▸ **INFORMATION SHOWN**:
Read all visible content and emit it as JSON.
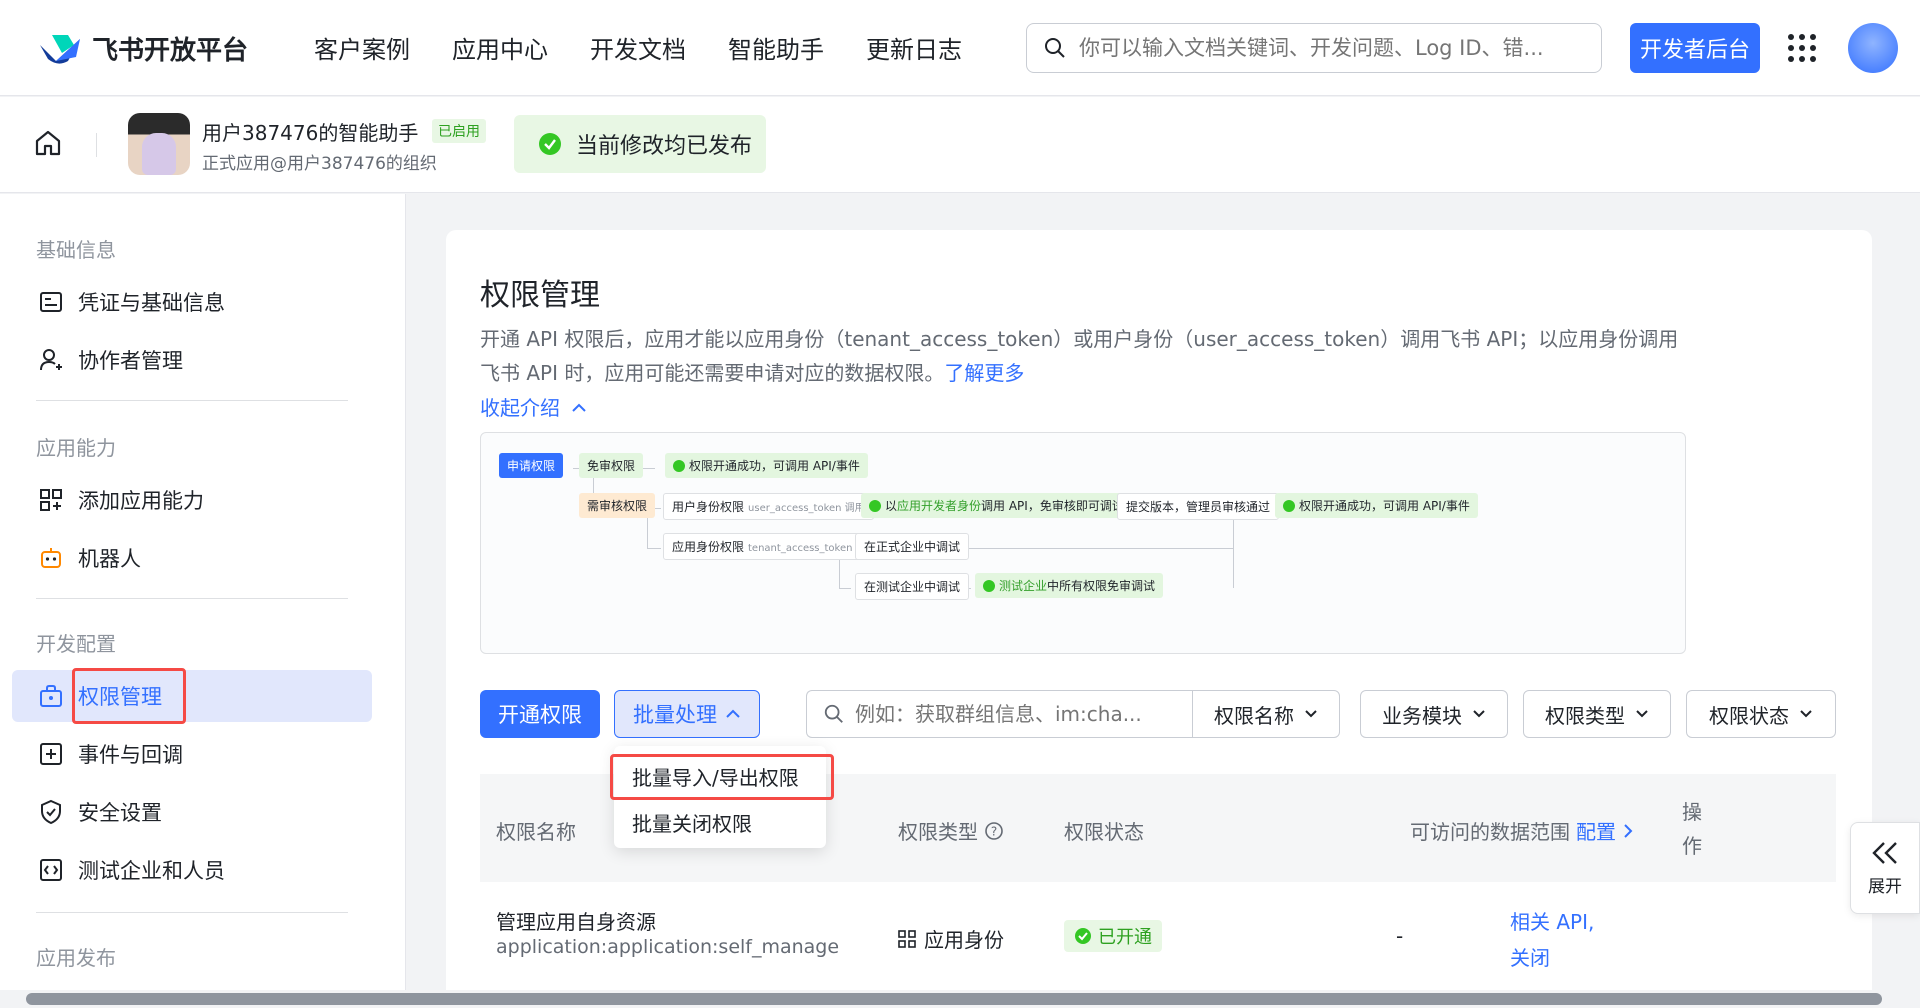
{
  "topnav": {
    "logo_text": "飞书开放平台",
    "links": [
      "客户案例",
      "应用中心",
      "开发文档",
      "智能助手",
      "更新日志"
    ],
    "search_placeholder": "你可以输入文档关键词、开发问题、Log ID、错...",
    "dev_button": "开发者后台"
  },
  "subheader": {
    "app_name": "用户387476的智能助手",
    "app_badge": "已启用",
    "app_org": "正式应用@用户387476的组织",
    "publish_status": "当前修改均已发布"
  },
  "sidebar": {
    "groups": [
      "基础信息",
      "应用能力",
      "开发配置",
      "应用发布"
    ],
    "items": [
      {
        "label": "凭证与基础信息",
        "icon": "credential-icon"
      },
      {
        "label": "协作者管理",
        "icon": "user-add-icon"
      },
      {
        "label": "添加应用能力",
        "icon": "apps-add-icon"
      },
      {
        "label": "机器人",
        "icon": "robot-icon"
      },
      {
        "label": "权限管理",
        "icon": "permission-icon"
      },
      {
        "label": "事件与回调",
        "icon": "event-icon"
      },
      {
        "label": "安全设置",
        "icon": "shield-icon"
      },
      {
        "label": "测试企业和人员",
        "icon": "code-icon"
      }
    ]
  },
  "main": {
    "title": "权限管理",
    "description": "开通 API 权限后，应用才能以应用身份（tenant_access_token）或用户身份（user_access_token）调用飞书 API；以应用身份调用飞书 API 时，应用可能还需要申请对应的数据权限。",
    "learn_more": "了解更多",
    "collapse": "收起介绍",
    "diagram": {
      "apply": "申请权限",
      "free": "免审权限",
      "free_result": "权限开通成功，可调用 API/事件",
      "review": "需审核权限",
      "user_perm": "用户身份权限",
      "user_perm_token": "user_access_token 调用",
      "dev_identity_prefix": "以",
      "dev_identity_green": "应用开发者身份",
      "dev_identity_suffix": "调用 API，免审核即可调试",
      "submit": "提交版本，管理员审核通过",
      "final_result": "权限开通成功，可调用 API/事件",
      "app_perm": "应用身份权限",
      "app_perm_token": "tenant_access_token 调用",
      "prod_debug": "在正式企业中调试",
      "test_debug": "在测试企业中调试",
      "test_free_green": "测试企业",
      "test_free_suffix": "中所有权限免审调试"
    },
    "toolbar": {
      "open_button": "开通权限",
      "batch_button": "批量处理",
      "search_placeholder": "例如：获取群组信息、im:cha...",
      "filter_name": "权限名称",
      "filter_module": "业务模块",
      "filter_type": "权限类型",
      "filter_status": "权限状态"
    },
    "batch_menu": [
      "批量导入/导出权限",
      "批量关闭权限"
    ],
    "table": {
      "headers": {
        "name": "权限名称",
        "type": "权限类型",
        "status": "权限状态",
        "scope": "可访问的数据范围",
        "scope_link": "配置",
        "op_line1": "操",
        "op_line2": "作"
      },
      "rows": [
        {
          "name": "管理应用自身资源",
          "code": "application:application:self_manage",
          "type": "应用身份",
          "status": "已开通",
          "scope": "-",
          "op_line1": "相关 API,",
          "op_line2": "关闭"
        }
      ]
    },
    "expand_label": "展开"
  },
  "colors": {
    "accent": "#3370ff",
    "success": "#34c724",
    "highlight_box": "#f54a45"
  }
}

▸ **CHALLENGE**:
Leave the pictures out and copy the rest of the data exactly.

▸ **RESULT OF THE TASK**:
Read all visible content and emit it as JSON.
{
  "topnav": {
    "logo_text": "飞书开放平台",
    "links": [
      "客户案例",
      "应用中心",
      "开发文档",
      "智能助手",
      "更新日志"
    ],
    "search_placeholder": "你可以输入文档关键词、开发问题、Log ID、错...",
    "dev_button": "开发者后台"
  },
  "subheader": {
    "app_name": "用户387476的智能助手",
    "app_badge": "已启用",
    "app_org": "正式应用@用户387476的组织",
    "publish_status": "当前修改均已发布"
  },
  "sidebar": {
    "groups": [
      "基础信息",
      "应用能力",
      "开发配置",
      "应用发布"
    ],
    "items": [
      {
        "label": "凭证与基础信息",
        "icon": "credential-icon"
      },
      {
        "label": "协作者管理",
        "icon": "user-add-icon"
      },
      {
        "label": "添加应用能力",
        "icon": "apps-add-icon"
      },
      {
        "label": "机器人",
        "icon": "robot-icon"
      },
      {
        "label": "权限管理",
        "icon": "permission-icon"
      },
      {
        "label": "事件与回调",
        "icon": "event-icon"
      },
      {
        "label": "安全设置",
        "icon": "shield-icon"
      },
      {
        "label": "测试企业和人员",
        "icon": "code-icon"
      }
    ]
  },
  "main": {
    "title": "权限管理",
    "description": "开通 API 权限后，应用才能以应用身份（tenant_access_token）或用户身份（user_access_token）调用飞书 API；以应用身份调用飞书 API 时，应用可能还需要申请对应的数据权限。",
    "learn_more": "了解更多",
    "collapse": "收起介绍",
    "diagram": {
      "apply": "申请权限",
      "free": "免审权限",
      "free_result": "权限开通成功，可调用 API/事件",
      "review": "需审核权限",
      "user_perm": "用户身份权限",
      "user_perm_token": "user_access_token 调用",
      "dev_identity_prefix": "以",
      "dev_identity_green": "应用开发者身份",
      "dev_identity_suffix": "调用 API，免审核即可调试",
      "submit": "提交版本，管理员审核通过",
      "final_result": "权限开通成功，可调用 API/事件",
      "app_perm": "应用身份权限",
      "app_perm_token": "tenant_access_token 调用",
      "prod_debug": "在正式企业中调试",
      "test_debug": "在测试企业中调试",
      "test_free_green": "测试企业",
      "test_free_suffix": "中所有权限免审调试"
    },
    "toolbar": {
      "open_button": "开通权限",
      "batch_button": "批量处理",
      "search_placeholder": "例如：获取群组信息、im:cha...",
      "filter_name": "权限名称",
      "filter_module": "业务模块",
      "filter_type": "权限类型",
      "filter_status": "权限状态"
    },
    "batch_menu": [
      "批量导入/导出权限",
      "批量关闭权限"
    ],
    "table": {
      "headers": {
        "name": "权限名称",
        "type": "权限类型",
        "status": "权限状态",
        "scope": "可访问的数据范围",
        "scope_link": "配置",
        "op_line1": "操",
        "op_line2": "作"
      },
      "rows": [
        {
          "name": "管理应用自身资源",
          "code": "application:application:self_manage",
          "type": "应用身份",
          "status": "已开通",
          "scope": "-",
          "op_line1": "相关 API,",
          "op_line2": "关闭"
        }
      ]
    },
    "expand_label": "展开"
  },
  "colors": {
    "accent": "#3370ff",
    "success": "#34c724",
    "highlight_box": "#f54a45"
  }
}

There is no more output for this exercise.